** Begin **

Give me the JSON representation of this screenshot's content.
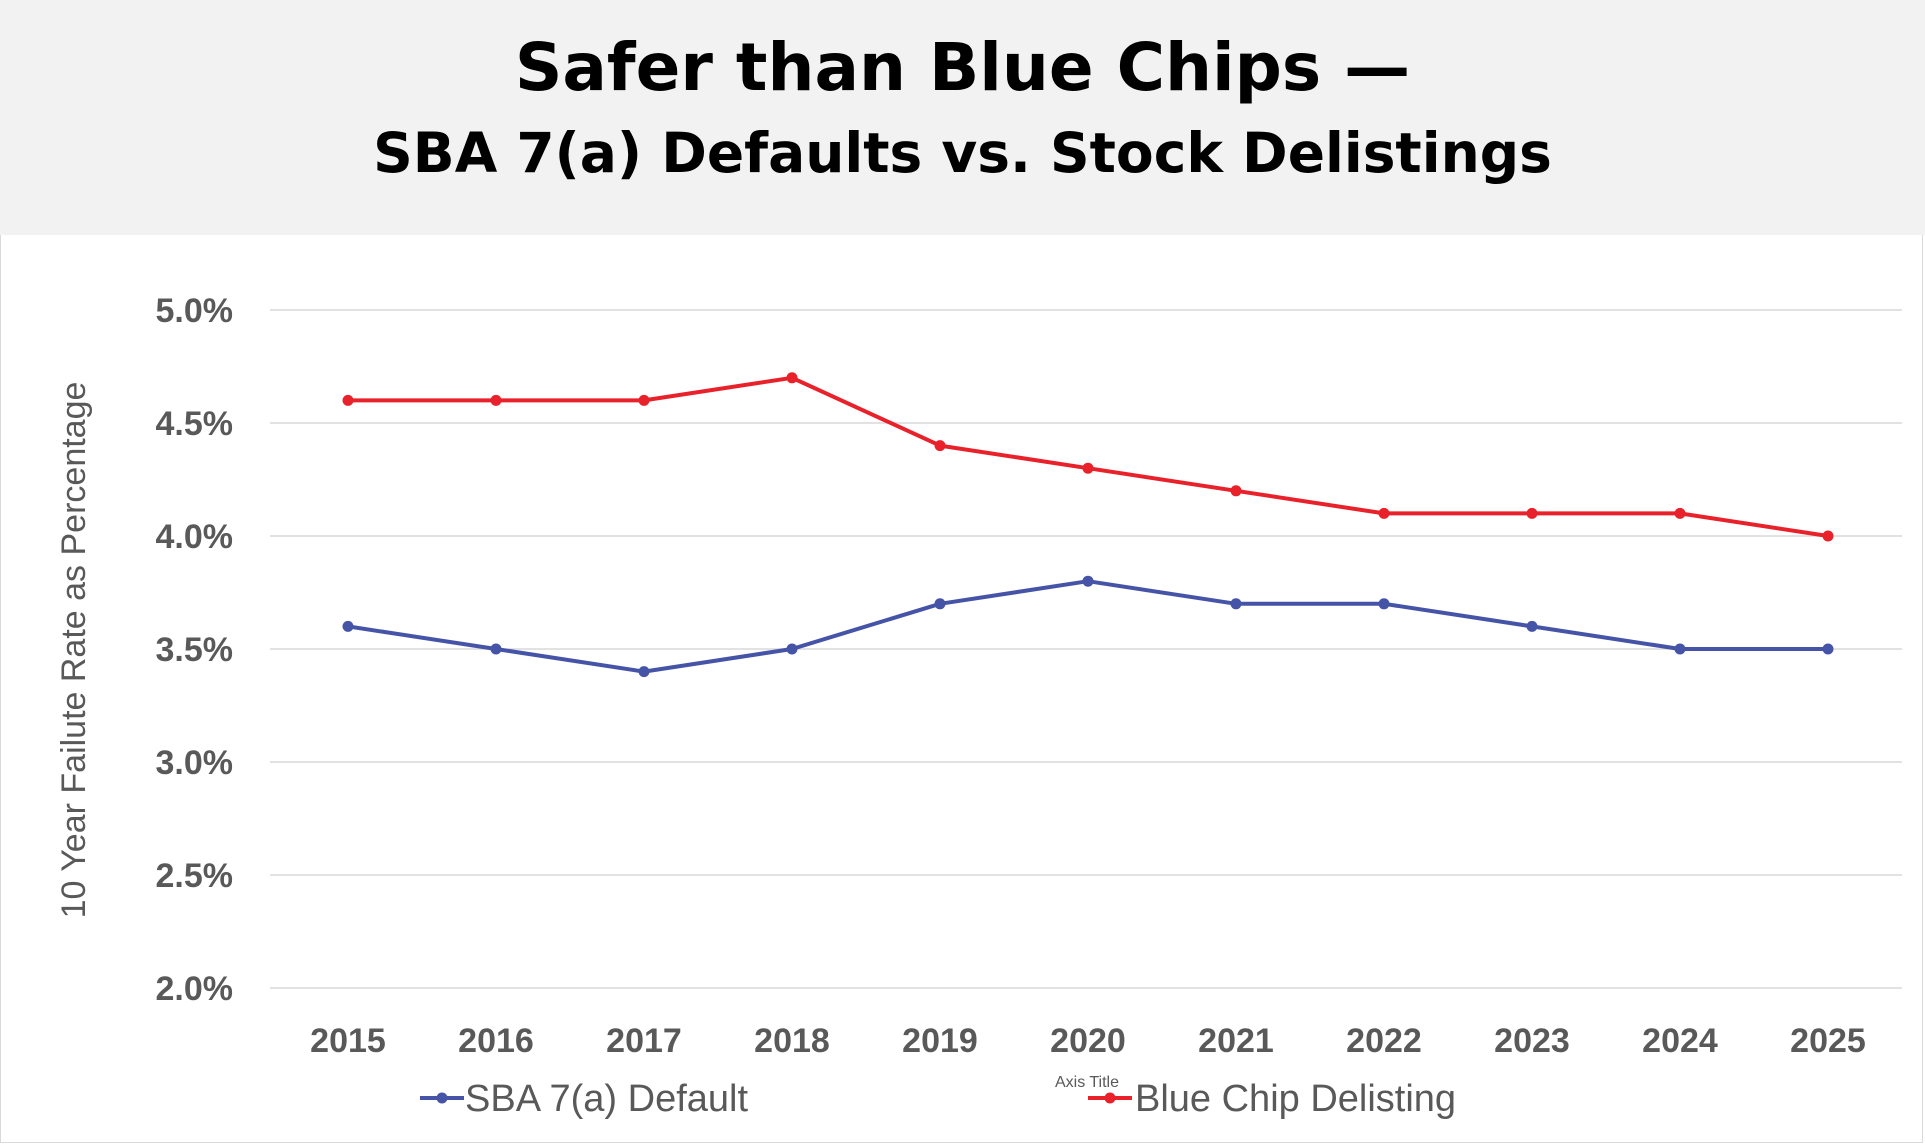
{
  "header": {
    "title": "Safer than Blue Chips —",
    "subtitle": "SBA 7(a) Defaults vs. Stock Delistings"
  },
  "chart_data": {
    "type": "line",
    "title": "Safer than Blue Chips — SBA 7(a) Defaults vs. Stock Delistings",
    "ylabel": "10 Year Failute Rate as Percentage",
    "xlabel": "Axis Title",
    "ylim": [
      2.0,
      5.0
    ],
    "ytick_step": 0.5,
    "ytick_labels": [
      "2.0%",
      "2.5%",
      "3.0%",
      "3.5%",
      "4.0%",
      "4.5%",
      "5.0%"
    ],
    "categories": [
      "2015",
      "2016",
      "2017",
      "2018",
      "2019",
      "2020",
      "2021",
      "2022",
      "2023",
      "2024",
      "2025"
    ],
    "grid": true,
    "legend_position": "bottom",
    "series": [
      {
        "name": "SBA 7(a) Default",
        "color": "#4654a8",
        "values": [
          3.6,
          3.5,
          3.4,
          3.5,
          3.7,
          3.8,
          3.7,
          3.7,
          3.6,
          3.5,
          3.5
        ]
      },
      {
        "name": "Blue Chip Delisting",
        "color": "#e8212a",
        "values": [
          4.6,
          4.6,
          4.6,
          4.7,
          4.4,
          4.3,
          4.2,
          4.1,
          4.1,
          4.1,
          4.0
        ]
      }
    ]
  }
}
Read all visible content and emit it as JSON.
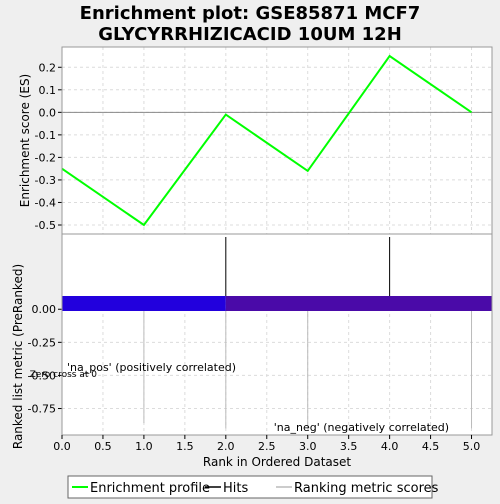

** End **

Which lines contain "than"? Copy each of them.

    "title": "Safer than Blue Chips —",
    "title": "Safer than Blue Chips — SBA 7(a) Defaults vs. Stock Delistings",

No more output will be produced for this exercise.